:: What you will do ::
Pick every line from the data that holds the word "Scanned".

++++++++++++++++++++

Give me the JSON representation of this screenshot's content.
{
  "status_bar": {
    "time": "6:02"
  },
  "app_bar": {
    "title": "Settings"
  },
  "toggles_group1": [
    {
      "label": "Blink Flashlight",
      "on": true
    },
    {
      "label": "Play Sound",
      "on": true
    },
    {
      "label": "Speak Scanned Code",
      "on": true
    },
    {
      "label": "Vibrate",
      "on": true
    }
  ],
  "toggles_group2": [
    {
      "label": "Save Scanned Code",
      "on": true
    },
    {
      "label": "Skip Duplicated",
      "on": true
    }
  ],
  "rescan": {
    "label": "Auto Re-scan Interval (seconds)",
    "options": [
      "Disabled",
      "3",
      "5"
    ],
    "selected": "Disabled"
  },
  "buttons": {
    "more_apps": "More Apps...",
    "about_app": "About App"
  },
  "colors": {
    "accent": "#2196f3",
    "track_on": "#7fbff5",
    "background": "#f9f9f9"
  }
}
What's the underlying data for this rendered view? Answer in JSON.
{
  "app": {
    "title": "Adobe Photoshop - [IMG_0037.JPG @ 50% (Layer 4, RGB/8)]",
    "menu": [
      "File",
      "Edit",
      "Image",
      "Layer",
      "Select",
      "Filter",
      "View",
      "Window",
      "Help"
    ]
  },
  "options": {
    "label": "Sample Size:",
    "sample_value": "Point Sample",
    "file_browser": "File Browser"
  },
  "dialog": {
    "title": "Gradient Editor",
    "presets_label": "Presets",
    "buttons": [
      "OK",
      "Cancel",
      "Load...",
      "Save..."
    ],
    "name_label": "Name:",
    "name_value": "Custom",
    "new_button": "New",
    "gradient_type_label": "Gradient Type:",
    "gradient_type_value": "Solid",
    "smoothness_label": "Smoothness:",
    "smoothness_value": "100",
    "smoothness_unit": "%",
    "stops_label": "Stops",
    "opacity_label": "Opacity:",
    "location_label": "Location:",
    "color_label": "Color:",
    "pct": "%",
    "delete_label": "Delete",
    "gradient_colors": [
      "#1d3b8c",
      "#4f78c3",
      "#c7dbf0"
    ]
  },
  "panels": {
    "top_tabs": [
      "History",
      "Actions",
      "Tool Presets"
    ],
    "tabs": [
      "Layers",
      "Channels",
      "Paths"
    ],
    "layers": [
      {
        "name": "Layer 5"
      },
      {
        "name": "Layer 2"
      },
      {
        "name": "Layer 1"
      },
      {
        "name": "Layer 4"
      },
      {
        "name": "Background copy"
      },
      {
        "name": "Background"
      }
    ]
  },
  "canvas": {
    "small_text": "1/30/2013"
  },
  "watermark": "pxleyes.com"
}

++++++++++++++++++++

:: Output ::
      "label": "Speak Scanned Code",
      "label": "Save Scanned Code",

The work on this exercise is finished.